Page excerpt –
START
Again, making a careful comparison of bubble5.c with bubble4.c can result in improved understanding of what is happening and why.

We move now to bubble6.c where we use the same function bubble() that we used in bubble5.c to sort strings instead of long integers. Of course we have to change the comparison function since the means by which strings are compared is different from that by which long integers are compared. And,in bubble6.c we have deleted the lines within bubble() that were commented out in bubble5.c.

/*--------------------- bubble6.c ---------------------*/
/* Program bubble_6.c from PTRTUT10.HTM   6/13/97 */

#include <stdio.h>
#include <string.h>

#define MAX_BUF 256

char arr2[5][20] = {  "Mickey Mouse",

                      "Donald Duck",

                      "Minnie Mouse",

                      "Goofy",

                      "Ted Jensen" };

void bubble(void *p, int width, int N);
int compare(void *m, void *n);

int main(void)
{
    int i;
    putchar('\n');

    for (i = 0; i < 5; i++)
    {
        printf("%s\n", arr2[i]);
    }
    bubble(arr2, 20, 5);
    putchar('\n\n');

    for (i = 0; i < 5; i++)
    {
        printf("%s\n", arr2[i]);
    }
    return 0;
}

void bubble(void *p, int width, int N)
{
    int i, j, k;
    unsigned char buf[MAX_BUF];
    unsigned char *bp = p;

    for (i = N-1; i >= 0; i--)
    {
        for (j = 1; j <= i; j++)
        {
          k = compare((void *)(bp + width*(j-1)), (void *)(bp + j*width));
          if (k > 0)
END
Material provided –
START
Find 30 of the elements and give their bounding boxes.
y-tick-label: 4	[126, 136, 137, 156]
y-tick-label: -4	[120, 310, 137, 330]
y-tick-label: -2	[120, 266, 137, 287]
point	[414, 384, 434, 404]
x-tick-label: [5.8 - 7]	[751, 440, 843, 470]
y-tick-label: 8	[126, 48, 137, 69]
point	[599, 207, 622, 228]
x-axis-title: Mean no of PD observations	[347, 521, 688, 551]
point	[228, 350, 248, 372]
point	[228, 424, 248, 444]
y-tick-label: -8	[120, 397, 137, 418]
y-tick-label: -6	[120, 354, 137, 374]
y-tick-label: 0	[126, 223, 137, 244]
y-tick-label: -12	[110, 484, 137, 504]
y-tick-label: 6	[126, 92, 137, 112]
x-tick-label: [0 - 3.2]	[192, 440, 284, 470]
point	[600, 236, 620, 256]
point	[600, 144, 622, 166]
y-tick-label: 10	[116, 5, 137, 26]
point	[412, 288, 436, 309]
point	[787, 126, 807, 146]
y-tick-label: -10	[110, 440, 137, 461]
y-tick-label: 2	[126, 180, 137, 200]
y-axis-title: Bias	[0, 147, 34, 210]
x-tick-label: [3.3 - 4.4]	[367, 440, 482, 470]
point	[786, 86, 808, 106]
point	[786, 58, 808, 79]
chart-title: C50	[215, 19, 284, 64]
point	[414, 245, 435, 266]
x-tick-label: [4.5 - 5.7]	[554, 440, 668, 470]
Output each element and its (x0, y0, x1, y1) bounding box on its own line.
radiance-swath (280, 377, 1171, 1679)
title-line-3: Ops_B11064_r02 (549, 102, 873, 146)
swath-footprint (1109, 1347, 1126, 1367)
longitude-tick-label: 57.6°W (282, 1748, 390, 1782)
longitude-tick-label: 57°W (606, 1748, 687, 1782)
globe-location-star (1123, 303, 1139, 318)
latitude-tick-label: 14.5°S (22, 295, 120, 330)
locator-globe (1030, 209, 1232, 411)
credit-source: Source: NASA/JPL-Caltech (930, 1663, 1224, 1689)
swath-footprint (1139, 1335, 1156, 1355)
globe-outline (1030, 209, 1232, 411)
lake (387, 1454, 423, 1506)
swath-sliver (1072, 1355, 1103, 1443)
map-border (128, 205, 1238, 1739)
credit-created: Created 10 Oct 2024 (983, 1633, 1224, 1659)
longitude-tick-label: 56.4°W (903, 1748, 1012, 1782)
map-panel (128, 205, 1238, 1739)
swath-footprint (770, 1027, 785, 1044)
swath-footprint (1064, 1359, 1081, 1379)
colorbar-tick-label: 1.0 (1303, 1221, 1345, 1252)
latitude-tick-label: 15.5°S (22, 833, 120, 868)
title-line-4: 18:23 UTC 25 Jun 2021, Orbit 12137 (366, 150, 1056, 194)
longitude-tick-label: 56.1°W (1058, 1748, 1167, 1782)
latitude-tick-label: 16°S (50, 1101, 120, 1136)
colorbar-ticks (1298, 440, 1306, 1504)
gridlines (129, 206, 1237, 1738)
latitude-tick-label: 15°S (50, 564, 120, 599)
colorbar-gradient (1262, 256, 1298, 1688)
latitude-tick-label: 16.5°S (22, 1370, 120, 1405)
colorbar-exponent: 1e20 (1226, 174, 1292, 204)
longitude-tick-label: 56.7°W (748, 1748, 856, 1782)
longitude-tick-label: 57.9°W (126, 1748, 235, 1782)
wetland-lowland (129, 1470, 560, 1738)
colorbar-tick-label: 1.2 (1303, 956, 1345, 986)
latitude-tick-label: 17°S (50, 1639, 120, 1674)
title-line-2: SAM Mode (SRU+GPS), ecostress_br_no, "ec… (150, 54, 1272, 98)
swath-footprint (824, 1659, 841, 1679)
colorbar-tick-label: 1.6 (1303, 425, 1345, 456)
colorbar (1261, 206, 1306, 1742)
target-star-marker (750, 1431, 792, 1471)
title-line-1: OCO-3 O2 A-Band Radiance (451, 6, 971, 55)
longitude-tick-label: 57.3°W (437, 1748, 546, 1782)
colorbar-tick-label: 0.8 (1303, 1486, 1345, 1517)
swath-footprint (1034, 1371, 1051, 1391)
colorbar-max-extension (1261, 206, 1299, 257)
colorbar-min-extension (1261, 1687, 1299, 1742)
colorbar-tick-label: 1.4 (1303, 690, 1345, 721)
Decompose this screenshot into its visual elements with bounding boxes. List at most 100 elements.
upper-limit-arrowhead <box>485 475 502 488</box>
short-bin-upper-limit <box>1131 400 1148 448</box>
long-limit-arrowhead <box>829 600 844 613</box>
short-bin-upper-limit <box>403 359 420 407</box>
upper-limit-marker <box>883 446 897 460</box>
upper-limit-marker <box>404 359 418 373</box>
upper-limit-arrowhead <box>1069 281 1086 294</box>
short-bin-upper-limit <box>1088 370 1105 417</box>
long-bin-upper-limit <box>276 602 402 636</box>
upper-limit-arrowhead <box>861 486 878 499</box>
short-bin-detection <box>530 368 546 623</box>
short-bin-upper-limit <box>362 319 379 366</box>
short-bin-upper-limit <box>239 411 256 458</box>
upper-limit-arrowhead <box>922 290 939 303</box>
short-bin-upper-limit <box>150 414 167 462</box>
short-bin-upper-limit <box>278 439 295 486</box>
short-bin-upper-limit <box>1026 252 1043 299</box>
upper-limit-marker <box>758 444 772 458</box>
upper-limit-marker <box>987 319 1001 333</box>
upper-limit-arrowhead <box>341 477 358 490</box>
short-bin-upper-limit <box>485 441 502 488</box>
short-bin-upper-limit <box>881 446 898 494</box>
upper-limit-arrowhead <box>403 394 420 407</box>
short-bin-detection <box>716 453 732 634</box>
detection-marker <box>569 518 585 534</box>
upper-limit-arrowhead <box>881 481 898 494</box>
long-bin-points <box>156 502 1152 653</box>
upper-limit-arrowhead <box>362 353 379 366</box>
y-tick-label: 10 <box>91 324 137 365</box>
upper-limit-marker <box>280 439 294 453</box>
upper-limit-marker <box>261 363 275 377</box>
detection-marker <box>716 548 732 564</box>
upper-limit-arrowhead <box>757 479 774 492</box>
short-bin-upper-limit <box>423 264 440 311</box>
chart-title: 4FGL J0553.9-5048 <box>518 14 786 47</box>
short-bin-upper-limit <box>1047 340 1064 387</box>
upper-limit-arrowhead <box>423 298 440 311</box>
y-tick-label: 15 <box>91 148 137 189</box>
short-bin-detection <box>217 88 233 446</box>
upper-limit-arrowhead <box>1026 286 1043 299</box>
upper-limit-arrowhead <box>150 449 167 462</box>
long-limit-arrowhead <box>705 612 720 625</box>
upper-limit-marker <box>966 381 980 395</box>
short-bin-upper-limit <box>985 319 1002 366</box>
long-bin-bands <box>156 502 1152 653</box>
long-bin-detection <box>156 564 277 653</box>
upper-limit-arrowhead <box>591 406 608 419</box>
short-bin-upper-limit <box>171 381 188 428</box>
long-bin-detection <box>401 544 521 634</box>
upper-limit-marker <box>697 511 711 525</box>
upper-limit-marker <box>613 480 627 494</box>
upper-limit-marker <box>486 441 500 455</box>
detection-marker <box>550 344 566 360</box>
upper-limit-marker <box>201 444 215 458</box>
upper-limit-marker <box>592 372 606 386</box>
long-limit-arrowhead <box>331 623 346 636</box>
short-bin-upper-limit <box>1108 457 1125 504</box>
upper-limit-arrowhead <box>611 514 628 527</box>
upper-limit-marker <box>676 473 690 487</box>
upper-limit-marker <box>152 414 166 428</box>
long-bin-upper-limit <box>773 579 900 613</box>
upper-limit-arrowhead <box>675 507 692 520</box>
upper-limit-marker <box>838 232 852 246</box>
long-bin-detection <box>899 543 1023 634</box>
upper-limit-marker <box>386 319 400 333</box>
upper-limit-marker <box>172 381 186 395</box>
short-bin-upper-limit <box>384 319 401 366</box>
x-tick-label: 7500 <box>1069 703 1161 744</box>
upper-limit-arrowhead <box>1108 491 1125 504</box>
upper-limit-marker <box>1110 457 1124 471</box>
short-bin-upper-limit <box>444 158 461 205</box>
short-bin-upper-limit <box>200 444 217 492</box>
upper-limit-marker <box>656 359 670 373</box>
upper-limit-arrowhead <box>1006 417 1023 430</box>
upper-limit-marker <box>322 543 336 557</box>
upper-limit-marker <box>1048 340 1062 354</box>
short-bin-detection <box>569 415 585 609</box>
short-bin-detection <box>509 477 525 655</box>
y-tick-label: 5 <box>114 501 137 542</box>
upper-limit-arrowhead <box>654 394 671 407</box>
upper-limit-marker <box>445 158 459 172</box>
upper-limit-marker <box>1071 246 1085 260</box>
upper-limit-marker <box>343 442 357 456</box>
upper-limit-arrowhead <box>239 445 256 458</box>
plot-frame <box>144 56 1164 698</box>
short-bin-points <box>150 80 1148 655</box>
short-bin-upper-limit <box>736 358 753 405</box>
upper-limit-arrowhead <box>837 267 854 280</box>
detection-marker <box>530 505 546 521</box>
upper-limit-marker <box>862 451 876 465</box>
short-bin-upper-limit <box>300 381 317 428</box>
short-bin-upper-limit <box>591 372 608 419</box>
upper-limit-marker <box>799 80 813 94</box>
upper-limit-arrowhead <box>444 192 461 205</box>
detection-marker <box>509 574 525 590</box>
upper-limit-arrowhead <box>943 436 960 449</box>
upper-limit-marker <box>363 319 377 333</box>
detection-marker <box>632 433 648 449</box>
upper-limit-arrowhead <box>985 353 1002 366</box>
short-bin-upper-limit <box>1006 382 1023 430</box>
END
Exercise –
From the bubble sort excerpt, print the passage starting with "Again, making a" and going on through "out in bubble5.c.", keeping every character unchanged.

The response –
Again, making a careful comparison of bubble5.c with bubble4.c can result in improved understanding of what is happening and why.

We move now to bubble6.c where we use the same function bubble() that we used in bubble5.c to sort strings instead of long integers. Of course we have to change the comparison function since the means by which strings are compared is different from that by which long integers are compared. And,in bubble6.c we have deleted the lines within bubble() that were commented out in bubble5.c.